Data for this task:
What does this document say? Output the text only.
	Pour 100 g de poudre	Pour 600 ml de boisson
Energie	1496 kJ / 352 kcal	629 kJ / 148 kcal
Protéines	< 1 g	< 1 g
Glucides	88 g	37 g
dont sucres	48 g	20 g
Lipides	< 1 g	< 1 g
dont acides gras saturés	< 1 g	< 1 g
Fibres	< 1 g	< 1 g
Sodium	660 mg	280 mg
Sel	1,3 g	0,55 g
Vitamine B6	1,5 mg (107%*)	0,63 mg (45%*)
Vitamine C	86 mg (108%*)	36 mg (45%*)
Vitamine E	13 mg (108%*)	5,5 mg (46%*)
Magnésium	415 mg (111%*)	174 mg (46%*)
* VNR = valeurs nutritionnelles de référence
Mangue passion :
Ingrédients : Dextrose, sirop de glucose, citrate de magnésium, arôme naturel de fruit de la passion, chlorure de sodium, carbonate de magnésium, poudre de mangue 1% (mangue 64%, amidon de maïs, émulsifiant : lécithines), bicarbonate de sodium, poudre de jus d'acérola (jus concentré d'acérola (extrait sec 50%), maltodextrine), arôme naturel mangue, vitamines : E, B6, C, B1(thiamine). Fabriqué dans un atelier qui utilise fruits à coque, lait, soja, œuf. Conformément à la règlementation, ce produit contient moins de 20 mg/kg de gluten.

Given instruction:
Copy each line above that contains the word "dont".

Output for this task:
dont sucres	48 g	20 g
dont acides gras saturés	< 1 g	< 1 g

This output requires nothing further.